Building image from latest git repo on spawn

Hello,

I’ve been working on setting up a notebook-based workshop with JupyterHub on OpenShift. To sum up my inquiry here quickly, I’m basically wondering if there’s functionality to configure a JupyterHub pod that pulls the latest image from the git repo specified upon spawn?

I’ve tried to do this with nbgitpuller and repo2dockerspawner, as both of these build a specified image upon spawn, but have encountered errors in trying to use these with my cloud environment. I’m also aware that what I’m asking is the exact functionality of mybinder. However, there is a vested interest in avoiding mybinder in this scenario.

I’d very much so appreciate any help on how to approach this issue, and whether there is another practical way of going about facilitating this functionality. The alternative is of course that my time would be better spent continuing trying to get the aforementioned tools (repo2dockerspawner or nbgitpuller) to work. If that is the case, are there any resources on getting these to work specifically with openshift?

Best Regards,
Thomas Stautland

Hi!
Are you able to tell us a bit more about your requirements, in particular what aspects of BinderHub make it unsuitable for you, and how much flexibility do you need when specifying Docker images and/or GitHub repositories?

1 Like

+1 to @manics question about more details. Would be interesting to know/learn about and there are features in BinderHub (the software powering mybinder.org) which are disabled on mybinder.org but people find useful in more restricted environments.

In general work on making BinderHub work on platforms like Openshift where running as root or with a fixed user ID is tricky would be a cool contribution to BinderHub itself. Needs a bit of thinking how to do it but would be interesting.

Thanks for the prompt reply. We were actually using mybinder to host this workshop previously, so it’s not really a technical issue. The shift away from this is only due to the company I’m working for not wishing to rely on Google products, when presenting a workshop. If that weren’t an issue I would likely go ahead and continue using mybinder, as it was working fine for the prototype workshop.

* [DATA LINES]
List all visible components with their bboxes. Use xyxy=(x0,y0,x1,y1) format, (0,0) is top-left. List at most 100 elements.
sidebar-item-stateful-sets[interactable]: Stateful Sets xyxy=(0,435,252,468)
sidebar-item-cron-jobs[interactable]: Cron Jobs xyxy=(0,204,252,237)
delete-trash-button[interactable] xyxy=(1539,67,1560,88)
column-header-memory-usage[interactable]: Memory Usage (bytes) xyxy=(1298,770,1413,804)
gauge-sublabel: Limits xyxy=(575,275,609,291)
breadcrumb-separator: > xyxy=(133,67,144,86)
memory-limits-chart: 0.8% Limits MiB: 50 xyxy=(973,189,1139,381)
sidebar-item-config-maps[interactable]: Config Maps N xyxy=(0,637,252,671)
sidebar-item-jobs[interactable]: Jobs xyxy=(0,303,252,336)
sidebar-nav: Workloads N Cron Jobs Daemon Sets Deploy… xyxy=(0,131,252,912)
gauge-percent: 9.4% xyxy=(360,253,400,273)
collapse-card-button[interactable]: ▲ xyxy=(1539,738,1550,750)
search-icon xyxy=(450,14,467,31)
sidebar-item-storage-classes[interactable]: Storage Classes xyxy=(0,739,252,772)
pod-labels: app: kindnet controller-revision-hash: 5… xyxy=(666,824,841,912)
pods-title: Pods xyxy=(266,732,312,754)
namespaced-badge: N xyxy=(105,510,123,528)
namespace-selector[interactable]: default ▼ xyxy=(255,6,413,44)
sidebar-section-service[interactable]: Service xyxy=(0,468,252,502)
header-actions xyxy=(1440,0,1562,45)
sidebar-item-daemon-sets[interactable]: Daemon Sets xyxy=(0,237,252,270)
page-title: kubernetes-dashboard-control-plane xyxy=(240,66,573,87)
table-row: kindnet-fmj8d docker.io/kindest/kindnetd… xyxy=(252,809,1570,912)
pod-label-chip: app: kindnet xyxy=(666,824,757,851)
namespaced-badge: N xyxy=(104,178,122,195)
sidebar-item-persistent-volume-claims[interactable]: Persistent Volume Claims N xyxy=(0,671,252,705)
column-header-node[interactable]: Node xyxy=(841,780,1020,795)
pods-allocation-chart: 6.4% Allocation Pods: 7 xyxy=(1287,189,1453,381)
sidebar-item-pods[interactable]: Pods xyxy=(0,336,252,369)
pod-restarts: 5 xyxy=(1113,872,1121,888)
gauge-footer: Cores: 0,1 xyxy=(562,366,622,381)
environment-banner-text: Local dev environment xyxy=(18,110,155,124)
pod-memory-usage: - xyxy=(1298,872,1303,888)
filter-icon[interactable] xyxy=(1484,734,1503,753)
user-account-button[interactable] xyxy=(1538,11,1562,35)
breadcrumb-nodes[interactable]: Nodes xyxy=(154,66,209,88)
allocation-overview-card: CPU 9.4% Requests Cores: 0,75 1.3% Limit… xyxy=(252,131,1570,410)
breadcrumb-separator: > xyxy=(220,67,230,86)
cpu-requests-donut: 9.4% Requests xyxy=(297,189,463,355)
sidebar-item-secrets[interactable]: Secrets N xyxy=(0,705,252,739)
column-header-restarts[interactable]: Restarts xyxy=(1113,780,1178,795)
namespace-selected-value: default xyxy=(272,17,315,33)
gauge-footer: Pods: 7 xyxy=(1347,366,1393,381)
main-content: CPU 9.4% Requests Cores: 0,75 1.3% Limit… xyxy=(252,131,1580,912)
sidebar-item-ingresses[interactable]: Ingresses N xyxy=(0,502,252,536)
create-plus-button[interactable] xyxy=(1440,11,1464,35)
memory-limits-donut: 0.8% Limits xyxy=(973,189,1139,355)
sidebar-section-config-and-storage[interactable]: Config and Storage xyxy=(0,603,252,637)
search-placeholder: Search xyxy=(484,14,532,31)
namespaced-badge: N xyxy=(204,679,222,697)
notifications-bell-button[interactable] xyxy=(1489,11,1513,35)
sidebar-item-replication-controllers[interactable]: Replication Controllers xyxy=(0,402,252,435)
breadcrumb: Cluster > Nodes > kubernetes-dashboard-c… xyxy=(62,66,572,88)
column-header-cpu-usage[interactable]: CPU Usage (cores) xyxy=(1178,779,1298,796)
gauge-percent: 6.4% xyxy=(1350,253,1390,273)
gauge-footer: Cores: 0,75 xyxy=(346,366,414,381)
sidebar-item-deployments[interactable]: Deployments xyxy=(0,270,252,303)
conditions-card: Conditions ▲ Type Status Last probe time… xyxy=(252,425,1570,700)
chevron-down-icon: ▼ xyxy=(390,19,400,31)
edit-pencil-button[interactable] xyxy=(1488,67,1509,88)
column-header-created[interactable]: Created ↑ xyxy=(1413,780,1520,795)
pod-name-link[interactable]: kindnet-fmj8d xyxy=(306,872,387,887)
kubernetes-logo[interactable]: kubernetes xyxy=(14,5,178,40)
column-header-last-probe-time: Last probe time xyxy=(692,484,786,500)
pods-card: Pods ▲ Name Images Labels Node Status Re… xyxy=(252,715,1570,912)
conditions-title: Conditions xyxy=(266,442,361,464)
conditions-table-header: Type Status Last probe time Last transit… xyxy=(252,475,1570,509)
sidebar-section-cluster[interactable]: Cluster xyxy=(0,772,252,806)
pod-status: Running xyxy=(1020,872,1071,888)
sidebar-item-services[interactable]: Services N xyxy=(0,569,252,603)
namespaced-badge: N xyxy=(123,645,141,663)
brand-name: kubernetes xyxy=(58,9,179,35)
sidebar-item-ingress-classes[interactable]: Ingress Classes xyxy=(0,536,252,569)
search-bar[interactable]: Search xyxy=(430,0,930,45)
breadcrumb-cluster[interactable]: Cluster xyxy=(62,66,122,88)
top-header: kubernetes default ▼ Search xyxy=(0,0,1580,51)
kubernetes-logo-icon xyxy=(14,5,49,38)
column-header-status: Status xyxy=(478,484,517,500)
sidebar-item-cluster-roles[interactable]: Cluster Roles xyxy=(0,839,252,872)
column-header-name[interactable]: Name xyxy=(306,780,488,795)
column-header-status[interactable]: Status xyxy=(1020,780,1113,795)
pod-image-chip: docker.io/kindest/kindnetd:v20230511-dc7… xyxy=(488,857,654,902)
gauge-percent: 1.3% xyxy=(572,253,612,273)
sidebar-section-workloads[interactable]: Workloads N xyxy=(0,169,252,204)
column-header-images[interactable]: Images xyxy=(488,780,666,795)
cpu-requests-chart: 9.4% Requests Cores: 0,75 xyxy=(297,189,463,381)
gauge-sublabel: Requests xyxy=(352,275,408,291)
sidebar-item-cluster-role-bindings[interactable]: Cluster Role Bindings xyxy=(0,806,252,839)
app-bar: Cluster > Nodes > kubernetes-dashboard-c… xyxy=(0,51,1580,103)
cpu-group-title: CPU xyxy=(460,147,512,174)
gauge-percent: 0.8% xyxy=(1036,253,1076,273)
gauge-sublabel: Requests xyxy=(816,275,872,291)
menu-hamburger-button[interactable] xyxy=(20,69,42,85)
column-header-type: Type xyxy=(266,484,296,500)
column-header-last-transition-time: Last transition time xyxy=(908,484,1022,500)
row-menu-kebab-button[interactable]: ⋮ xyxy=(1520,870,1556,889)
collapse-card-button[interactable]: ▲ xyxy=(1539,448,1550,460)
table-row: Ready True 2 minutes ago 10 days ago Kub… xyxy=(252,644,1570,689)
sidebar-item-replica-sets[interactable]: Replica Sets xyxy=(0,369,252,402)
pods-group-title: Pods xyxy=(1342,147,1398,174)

* [GOALS]
a: In the forum thread about building an image from a git repo, what reason is given for moving away from mybinder?
b: Rewrite the stretch of the forum thread from "In general work" through "would be interesting.", putting "OpenShift" wherever "Openshift" appears.

* [PROBLEM SOLUTIONS]
a: The company does not want to rely on Google products when presenting a workshop.

b:
In general work on making BinderHub work on platforms like OpenShift where running as root or with a fixed user ID is tricky would be a cool contribution to BinderHub itself. Needs a bit of thinking how to do it but would be interesting.